---- ENTRIES PROVIDED

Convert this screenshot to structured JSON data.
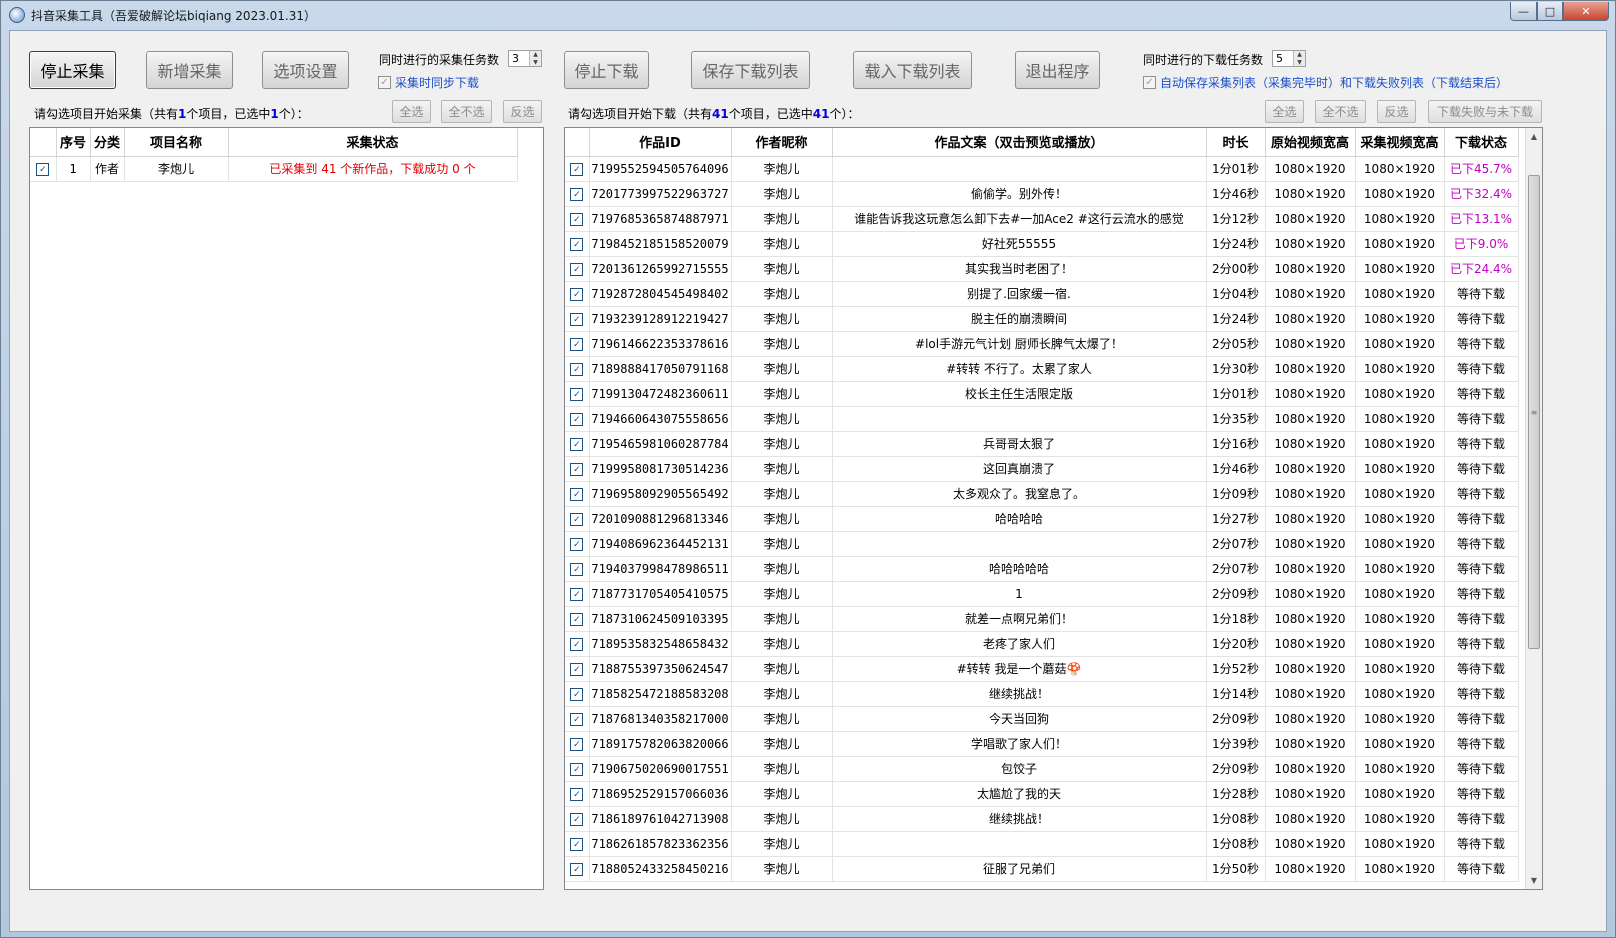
{
  "window": {
    "title": "抖音采集工具（吾爱破解论坛biqiang 2023.01.31）",
    "controls": {
      "minimize": "—",
      "maximize": "□",
      "close": "✕"
    }
  },
  "toolbar": {
    "stop_collect": "停止采集",
    "new_collect": "新增采集",
    "options": "选项设置",
    "collect_tasks_label": "同时进行的采集任务数",
    "collect_tasks_value": "3",
    "sync_download_label": "采集时同步下载",
    "stop_download": "停止下载",
    "save_list": "保存下载列表",
    "load_list": "载入下载列表",
    "exit": "退出程序",
    "download_tasks_label": "同时进行的下载任务数",
    "download_tasks_value": "5",
    "auto_save_label": "自动保存采集列表（采集完毕时）和下载失败列表（下载结束后）"
  },
  "left": {
    "hint_prefix": "请勾选项目开始采集（共有",
    "total": "1",
    "hint_middle": "个项目，已选中",
    "selected": "1",
    "hint_suffix": "个）：",
    "buttons": {
      "select_all": "全选",
      "select_none": "全不选",
      "invert": "反选"
    },
    "headers": [
      "序号",
      "分类",
      "项目名称",
      "采集状态"
    ],
    "rows": [
      {
        "checked": true,
        "index": "1",
        "category": "作者",
        "name": "李炮儿",
        "status": "已采集到 41 个新作品，下载成功 0 个"
      }
    ]
  },
  "right": {
    "hint_prefix": "请勾选项目开始下载（共有",
    "total": "41",
    "hint_middle": "个项目，已选中",
    "selected": "41",
    "hint_suffix": "个）：",
    "buttons": {
      "select_all": "全选",
      "select_none": "全不选",
      "invert": "反选",
      "failed": "下载失败与未下载"
    },
    "headers": [
      "作品ID",
      "作者昵称",
      "作品文案（双击预览或播放）",
      "时长",
      "原始视频宽高",
      "采集视频宽高",
      "下载状态"
    ],
    "rows": [
      {
        "id": "7199552594505764096",
        "author": "李炮儿",
        "text": "",
        "duration": "1分01秒",
        "orig": "1080×1920",
        "coll": "1080×1920",
        "status": "已下45.7%",
        "active": true
      },
      {
        "id": "7201773997522963727",
        "author": "李炮儿",
        "text": "偷偷学。别外传！",
        "duration": "1分46秒",
        "orig": "1080×1920",
        "coll": "1080×1920",
        "status": "已下32.4%",
        "active": true
      },
      {
        "id": "7197685365874887971",
        "author": "李炮儿",
        "text": "谁能告诉我这玩意怎么卸下去#一加Ace2 #这行云流水的感觉",
        "duration": "1分12秒",
        "orig": "1080×1920",
        "coll": "1080×1920",
        "status": "已下13.1%",
        "active": true
      },
      {
        "id": "7198452185158520079",
        "author": "李炮儿",
        "text": "好社死55555",
        "duration": "1分24秒",
        "orig": "1080×1920",
        "coll": "1080×1920",
        "status": "已下9.0%",
        "active": true
      },
      {
        "id": "7201361265992715555",
        "author": "李炮儿",
        "text": "其实我当时老困了！",
        "duration": "2分00秒",
        "orig": "1080×1920",
        "coll": "1080×1920",
        "status": "已下24.4%",
        "active": true
      },
      {
        "id": "7192872804545498402",
        "author": "李炮儿",
        "text": "别提了.回家缓一宿.",
        "duration": "1分04秒",
        "orig": "1080×1920",
        "coll": "1080×1920",
        "status": "等待下载",
        "active": false
      },
      {
        "id": "7193239128912219427",
        "author": "李炮儿",
        "text": "脱主任的崩溃瞬间",
        "duration": "1分24秒",
        "orig": "1080×1920",
        "coll": "1080×1920",
        "status": "等待下载",
        "active": false
      },
      {
        "id": "7196146622353378616",
        "author": "李炮儿",
        "text": "#lol手游元气计划 厨师长脾气太爆了！",
        "duration": "2分05秒",
        "orig": "1080×1920",
        "coll": "1080×1920",
        "status": "等待下载",
        "active": false
      },
      {
        "id": "7189888417050791168",
        "author": "李炮儿",
        "text": "#转转 不行了。太累了家人",
        "duration": "1分30秒",
        "orig": "1080×1920",
        "coll": "1080×1920",
        "status": "等待下载",
        "active": false
      },
      {
        "id": "7199130472482360611",
        "author": "李炮儿",
        "text": "校长主任生活限定版",
        "duration": "1分01秒",
        "orig": "1080×1920",
        "coll": "1080×1920",
        "status": "等待下载",
        "active": false
      },
      {
        "id": "7194660643075558656",
        "author": "李炮儿",
        "text": "",
        "duration": "1分35秒",
        "orig": "1080×1920",
        "coll": "1080×1920",
        "status": "等待下载",
        "active": false
      },
      {
        "id": "7195465981060287784",
        "author": "李炮儿",
        "text": "兵哥哥太狠了",
        "duration": "1分16秒",
        "orig": "1080×1920",
        "coll": "1080×1920",
        "status": "等待下载",
        "active": false
      },
      {
        "id": "7199958081730514236",
        "author": "李炮儿",
        "text": "这回真崩溃了",
        "duration": "1分46秒",
        "orig": "1080×1920",
        "coll": "1080×1920",
        "status": "等待下载",
        "active": false
      },
      {
        "id": "7196958092905565492",
        "author": "李炮儿",
        "text": "太多观众了。我窒息了。",
        "duration": "1分09秒",
        "orig": "1080×1920",
        "coll": "1080×1920",
        "status": "等待下载",
        "active": false
      },
      {
        "id": "7201090881296813346",
        "author": "李炮儿",
        "text": "哈哈哈哈",
        "duration": "1分27秒",
        "orig": "1080×1920",
        "coll": "1080×1920",
        "status": "等待下载",
        "active": false
      },
      {
        "id": "7194086962364452131",
        "author": "李炮儿",
        "text": "",
        "duration": "2分07秒",
        "orig": "1080×1920",
        "coll": "1080×1920",
        "status": "等待下载",
        "active": false
      },
      {
        "id": "7194037998478986511",
        "author": "李炮儿",
        "text": "哈哈哈哈哈",
        "duration": "2分07秒",
        "orig": "1080×1920",
        "coll": "1080×1920",
        "status": "等待下载",
        "active": false
      },
      {
        "id": "7187731705405410575",
        "author": "李炮儿",
        "text": "1",
        "duration": "2分09秒",
        "orig": "1080×1920",
        "coll": "1080×1920",
        "status": "等待下载",
        "active": false
      },
      {
        "id": "7187310624509103395",
        "author": "李炮儿",
        "text": "就差一点啊兄弟们！",
        "duration": "1分18秒",
        "orig": "1080×1920",
        "coll": "1080×1920",
        "status": "等待下载",
        "active": false
      },
      {
        "id": "7189535832548658432",
        "author": "李炮儿",
        "text": "老疼了家人们",
        "duration": "1分20秒",
        "orig": "1080×1920",
        "coll": "1080×1920",
        "status": "等待下载",
        "active": false
      },
      {
        "id": "7188755397350624547",
        "author": "李炮儿",
        "text": "#转转 我是一个蘑菇🍄",
        "duration": "1分52秒",
        "orig": "1080×1920",
        "coll": "1080×1920",
        "status": "等待下载",
        "active": false
      },
      {
        "id": "7185825472188583208",
        "author": "李炮儿",
        "text": "继续挑战！",
        "duration": "1分14秒",
        "orig": "1080×1920",
        "coll": "1080×1920",
        "status": "等待下载",
        "active": false
      },
      {
        "id": "7187681340358217000",
        "author": "李炮儿",
        "text": "今天当回狗",
        "duration": "2分09秒",
        "orig": "1080×1920",
        "coll": "1080×1920",
        "status": "等待下载",
        "active": false
      },
      {
        "id": "7189175782063820066",
        "author": "李炮儿",
        "text": "学唱歌了家人们！",
        "duration": "1分39秒",
        "orig": "1080×1920",
        "coll": "1080×1920",
        "status": "等待下载",
        "active": false
      },
      {
        "id": "7190675020690017551",
        "author": "李炮儿",
        "text": "包饺子",
        "duration": "2分09秒",
        "orig": "1080×1920",
        "coll": "1080×1920",
        "status": "等待下载",
        "active": false
      },
      {
        "id": "7186952529157066036",
        "author": "李炮儿",
        "text": "太尴尬了我的天",
        "duration": "1分28秒",
        "orig": "1080×1920",
        "coll": "1080×1920",
        "status": "等待下载",
        "active": false
      },
      {
        "id": "7186189761042713908",
        "author": "李炮儿",
        "text": "继续挑战！",
        "duration": "1分08秒",
        "orig": "1080×1920",
        "coll": "1080×1920",
        "status": "等待下载",
        "active": false
      },
      {
        "id": "7186261857823362356",
        "author": "李炮儿",
        "text": "",
        "duration": "1分08秒",
        "orig": "1080×1920",
        "coll": "1080×1920",
        "status": "等待下载",
        "active": false
      },
      {
        "id": "7188052433258450216",
        "author": "李炮儿",
        "text": "征服了兄弟们",
        "duration": "1分50秒",
        "orig": "1080×1920",
        "coll": "1080×1920",
        "status": "等待下载",
        "active": false
      }
    ]
  },
  "colors": {
    "progress": "#c000c0",
    "collect_status": "#e00000",
    "highlight": "#0000e0",
    "link": "#1a4fc8"
  },
  "icons": {
    "app": "app-icon",
    "checkbox": "check-icon",
    "scroll_up": "arrow-up-icon",
    "scroll_down": "arrow-down-icon"
  }
}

--------

Reproduce every line from the entries that holds the word "arrow".

    "scroll_up": "arrow-up-icon",
    "scroll_down": "arrow-down-icon"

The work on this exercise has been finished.